What needs to be done:
Find all lines in the listing that include the word "GULF", then copy them.

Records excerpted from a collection
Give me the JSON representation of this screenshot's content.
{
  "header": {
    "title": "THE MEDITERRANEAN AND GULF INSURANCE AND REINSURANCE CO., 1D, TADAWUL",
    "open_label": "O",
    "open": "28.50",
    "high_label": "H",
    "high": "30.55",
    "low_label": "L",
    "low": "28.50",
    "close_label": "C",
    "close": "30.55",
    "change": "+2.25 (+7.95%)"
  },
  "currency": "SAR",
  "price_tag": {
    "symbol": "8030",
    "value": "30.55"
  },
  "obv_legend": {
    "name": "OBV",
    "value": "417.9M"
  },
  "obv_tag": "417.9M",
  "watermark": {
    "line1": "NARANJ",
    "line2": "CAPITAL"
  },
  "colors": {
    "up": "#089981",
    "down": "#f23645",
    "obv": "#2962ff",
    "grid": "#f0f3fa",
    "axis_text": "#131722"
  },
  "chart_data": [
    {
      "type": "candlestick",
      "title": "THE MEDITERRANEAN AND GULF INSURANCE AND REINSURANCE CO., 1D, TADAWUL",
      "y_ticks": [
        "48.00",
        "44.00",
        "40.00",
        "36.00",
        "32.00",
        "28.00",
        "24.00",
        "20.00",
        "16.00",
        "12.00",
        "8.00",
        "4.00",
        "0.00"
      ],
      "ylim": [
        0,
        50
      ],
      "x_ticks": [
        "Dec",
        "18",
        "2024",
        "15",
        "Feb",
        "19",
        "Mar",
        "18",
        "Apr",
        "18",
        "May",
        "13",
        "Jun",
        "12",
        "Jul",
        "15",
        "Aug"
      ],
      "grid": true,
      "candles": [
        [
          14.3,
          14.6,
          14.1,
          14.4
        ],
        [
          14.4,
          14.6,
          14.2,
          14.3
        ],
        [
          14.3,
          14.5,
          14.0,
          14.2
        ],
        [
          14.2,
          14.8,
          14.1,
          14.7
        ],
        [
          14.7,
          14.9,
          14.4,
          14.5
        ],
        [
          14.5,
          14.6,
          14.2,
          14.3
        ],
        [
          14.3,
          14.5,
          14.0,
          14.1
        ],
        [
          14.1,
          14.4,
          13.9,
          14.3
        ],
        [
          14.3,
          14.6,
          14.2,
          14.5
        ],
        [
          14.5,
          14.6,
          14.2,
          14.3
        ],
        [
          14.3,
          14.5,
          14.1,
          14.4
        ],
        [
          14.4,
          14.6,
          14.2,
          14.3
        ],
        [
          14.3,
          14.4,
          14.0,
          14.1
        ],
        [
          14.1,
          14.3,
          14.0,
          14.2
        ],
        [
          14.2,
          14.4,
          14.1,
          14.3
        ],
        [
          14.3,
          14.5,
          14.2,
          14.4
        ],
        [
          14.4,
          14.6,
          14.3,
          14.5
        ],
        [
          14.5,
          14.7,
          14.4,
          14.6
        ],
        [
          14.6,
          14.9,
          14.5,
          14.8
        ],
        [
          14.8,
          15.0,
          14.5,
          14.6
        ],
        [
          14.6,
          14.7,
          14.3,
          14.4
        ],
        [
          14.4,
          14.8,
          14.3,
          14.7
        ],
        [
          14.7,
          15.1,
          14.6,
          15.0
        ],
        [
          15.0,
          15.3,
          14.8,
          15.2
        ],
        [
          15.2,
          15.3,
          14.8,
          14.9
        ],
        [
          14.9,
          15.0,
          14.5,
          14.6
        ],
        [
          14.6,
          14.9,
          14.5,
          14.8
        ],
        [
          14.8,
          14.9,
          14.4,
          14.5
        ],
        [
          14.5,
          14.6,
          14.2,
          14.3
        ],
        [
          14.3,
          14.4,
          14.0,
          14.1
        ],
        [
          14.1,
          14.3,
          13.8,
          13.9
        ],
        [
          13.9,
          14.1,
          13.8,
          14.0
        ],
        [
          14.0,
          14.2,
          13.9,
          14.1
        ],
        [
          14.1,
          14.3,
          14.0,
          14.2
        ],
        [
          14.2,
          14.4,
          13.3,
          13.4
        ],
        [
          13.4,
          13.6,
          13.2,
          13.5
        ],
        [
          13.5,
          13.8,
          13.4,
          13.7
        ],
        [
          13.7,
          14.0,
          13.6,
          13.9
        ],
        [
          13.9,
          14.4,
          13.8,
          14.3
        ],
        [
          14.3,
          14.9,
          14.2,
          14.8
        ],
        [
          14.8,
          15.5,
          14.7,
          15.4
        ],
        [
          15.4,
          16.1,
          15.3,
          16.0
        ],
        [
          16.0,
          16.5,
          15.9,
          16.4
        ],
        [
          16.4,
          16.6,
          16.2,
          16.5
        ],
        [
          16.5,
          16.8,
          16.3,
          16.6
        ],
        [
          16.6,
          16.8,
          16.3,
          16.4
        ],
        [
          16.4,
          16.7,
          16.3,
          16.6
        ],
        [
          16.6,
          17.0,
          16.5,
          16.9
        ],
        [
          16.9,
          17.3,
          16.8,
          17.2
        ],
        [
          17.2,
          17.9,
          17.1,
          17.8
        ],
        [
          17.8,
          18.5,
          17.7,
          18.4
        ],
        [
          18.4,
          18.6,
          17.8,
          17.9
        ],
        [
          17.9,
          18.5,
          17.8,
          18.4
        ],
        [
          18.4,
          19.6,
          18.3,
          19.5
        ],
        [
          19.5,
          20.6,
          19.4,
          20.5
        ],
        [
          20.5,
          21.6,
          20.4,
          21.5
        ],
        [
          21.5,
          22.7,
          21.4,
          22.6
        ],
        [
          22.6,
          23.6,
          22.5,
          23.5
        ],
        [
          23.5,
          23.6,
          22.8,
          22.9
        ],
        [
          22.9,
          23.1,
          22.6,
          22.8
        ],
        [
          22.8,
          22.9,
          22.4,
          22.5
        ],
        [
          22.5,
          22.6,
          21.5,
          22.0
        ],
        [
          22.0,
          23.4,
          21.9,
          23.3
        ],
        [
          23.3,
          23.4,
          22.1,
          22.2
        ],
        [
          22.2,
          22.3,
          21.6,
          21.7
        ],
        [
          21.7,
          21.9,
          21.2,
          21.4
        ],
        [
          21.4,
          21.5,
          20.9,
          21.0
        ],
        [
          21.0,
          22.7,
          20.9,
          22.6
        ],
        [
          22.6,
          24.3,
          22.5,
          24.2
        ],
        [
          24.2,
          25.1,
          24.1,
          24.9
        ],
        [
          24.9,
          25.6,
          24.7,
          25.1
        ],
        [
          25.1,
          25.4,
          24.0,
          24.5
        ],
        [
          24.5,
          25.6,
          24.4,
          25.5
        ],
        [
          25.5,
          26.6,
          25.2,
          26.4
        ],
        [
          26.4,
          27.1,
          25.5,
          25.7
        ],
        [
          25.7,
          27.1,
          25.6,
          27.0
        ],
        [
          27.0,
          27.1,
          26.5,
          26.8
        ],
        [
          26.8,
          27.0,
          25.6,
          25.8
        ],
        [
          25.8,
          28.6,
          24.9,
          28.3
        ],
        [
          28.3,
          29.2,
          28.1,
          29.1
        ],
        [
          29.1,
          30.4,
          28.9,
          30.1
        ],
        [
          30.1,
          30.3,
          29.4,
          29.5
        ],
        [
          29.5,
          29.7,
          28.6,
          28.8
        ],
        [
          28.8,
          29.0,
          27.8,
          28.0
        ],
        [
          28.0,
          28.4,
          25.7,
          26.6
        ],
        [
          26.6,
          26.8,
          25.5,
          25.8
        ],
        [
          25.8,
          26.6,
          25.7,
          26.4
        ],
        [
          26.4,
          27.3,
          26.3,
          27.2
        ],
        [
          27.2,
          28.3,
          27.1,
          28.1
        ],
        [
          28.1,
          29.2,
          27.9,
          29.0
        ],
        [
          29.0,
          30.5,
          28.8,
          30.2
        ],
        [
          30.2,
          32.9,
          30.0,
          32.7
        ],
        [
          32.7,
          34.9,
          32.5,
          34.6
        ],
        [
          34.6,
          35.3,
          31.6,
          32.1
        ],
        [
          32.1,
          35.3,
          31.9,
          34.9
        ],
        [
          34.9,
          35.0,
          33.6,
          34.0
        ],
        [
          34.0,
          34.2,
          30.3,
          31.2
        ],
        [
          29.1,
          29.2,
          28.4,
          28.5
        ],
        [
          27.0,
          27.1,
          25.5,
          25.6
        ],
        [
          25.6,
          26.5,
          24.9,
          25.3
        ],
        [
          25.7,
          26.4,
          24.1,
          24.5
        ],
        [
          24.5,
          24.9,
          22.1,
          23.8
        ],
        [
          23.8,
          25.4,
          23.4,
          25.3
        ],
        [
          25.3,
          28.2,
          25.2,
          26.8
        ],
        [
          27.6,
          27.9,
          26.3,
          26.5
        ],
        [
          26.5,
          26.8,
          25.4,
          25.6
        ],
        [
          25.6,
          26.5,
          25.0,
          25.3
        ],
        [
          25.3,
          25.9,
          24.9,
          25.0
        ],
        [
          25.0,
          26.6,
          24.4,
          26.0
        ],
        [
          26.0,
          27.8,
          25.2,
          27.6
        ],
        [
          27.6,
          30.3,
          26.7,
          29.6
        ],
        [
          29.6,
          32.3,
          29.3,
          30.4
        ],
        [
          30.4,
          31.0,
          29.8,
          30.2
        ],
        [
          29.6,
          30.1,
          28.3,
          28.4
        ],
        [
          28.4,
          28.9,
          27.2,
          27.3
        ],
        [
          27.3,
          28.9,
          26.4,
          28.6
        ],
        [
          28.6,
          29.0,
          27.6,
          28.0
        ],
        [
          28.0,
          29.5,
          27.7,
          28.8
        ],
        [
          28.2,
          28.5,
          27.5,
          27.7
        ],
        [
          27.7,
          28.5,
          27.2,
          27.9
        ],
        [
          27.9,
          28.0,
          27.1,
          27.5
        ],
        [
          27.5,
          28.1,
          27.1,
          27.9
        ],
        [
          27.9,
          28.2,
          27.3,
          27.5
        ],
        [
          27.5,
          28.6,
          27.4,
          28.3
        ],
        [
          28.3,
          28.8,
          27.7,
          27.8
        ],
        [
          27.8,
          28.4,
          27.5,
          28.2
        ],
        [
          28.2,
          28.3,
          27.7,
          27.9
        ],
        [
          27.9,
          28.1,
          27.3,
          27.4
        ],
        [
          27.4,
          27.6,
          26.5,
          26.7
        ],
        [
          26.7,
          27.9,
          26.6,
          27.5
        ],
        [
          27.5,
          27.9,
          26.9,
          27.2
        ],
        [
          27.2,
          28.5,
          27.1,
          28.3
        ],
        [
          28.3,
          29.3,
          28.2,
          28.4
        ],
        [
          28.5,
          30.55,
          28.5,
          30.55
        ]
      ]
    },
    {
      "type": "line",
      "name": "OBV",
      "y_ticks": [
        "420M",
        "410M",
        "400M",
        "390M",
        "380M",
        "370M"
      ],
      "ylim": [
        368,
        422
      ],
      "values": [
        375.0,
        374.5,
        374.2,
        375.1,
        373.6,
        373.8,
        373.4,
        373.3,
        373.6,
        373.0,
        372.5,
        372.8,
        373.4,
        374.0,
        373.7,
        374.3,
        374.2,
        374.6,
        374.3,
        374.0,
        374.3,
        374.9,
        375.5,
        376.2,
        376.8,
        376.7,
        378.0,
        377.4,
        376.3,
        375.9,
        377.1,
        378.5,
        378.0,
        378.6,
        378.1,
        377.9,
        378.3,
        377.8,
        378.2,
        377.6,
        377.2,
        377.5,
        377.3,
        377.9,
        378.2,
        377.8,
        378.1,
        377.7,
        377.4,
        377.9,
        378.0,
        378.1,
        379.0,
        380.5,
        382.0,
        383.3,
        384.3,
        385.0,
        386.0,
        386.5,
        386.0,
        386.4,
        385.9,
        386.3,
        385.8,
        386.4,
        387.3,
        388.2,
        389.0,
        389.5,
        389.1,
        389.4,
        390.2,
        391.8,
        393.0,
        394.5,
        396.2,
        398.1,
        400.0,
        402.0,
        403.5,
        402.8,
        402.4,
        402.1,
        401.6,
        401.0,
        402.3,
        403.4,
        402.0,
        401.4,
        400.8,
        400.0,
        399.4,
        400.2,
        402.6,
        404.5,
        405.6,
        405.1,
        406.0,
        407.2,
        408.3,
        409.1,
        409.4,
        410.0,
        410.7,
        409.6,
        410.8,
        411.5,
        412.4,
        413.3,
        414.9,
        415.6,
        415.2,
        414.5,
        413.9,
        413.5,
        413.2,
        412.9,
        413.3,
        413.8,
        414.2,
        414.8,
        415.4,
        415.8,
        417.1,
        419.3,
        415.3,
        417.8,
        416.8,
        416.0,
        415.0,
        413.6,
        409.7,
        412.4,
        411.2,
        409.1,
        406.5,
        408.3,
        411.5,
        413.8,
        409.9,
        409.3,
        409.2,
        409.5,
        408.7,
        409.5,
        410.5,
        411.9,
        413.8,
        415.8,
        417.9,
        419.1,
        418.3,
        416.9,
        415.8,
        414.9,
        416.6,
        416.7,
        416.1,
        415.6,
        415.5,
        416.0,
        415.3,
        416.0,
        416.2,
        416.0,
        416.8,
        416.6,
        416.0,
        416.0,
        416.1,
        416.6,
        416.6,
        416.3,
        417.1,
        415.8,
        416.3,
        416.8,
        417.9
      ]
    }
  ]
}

Expected output:
    "title": "THE MEDITERRANEAN AND GULF INSURANCE AND REINSURANCE CO., 1D, TADAWUL",
      "title": "THE MEDITERRANEAN AND GULF INSURANCE AND REINSURANCE CO., 1D, TADAWUL",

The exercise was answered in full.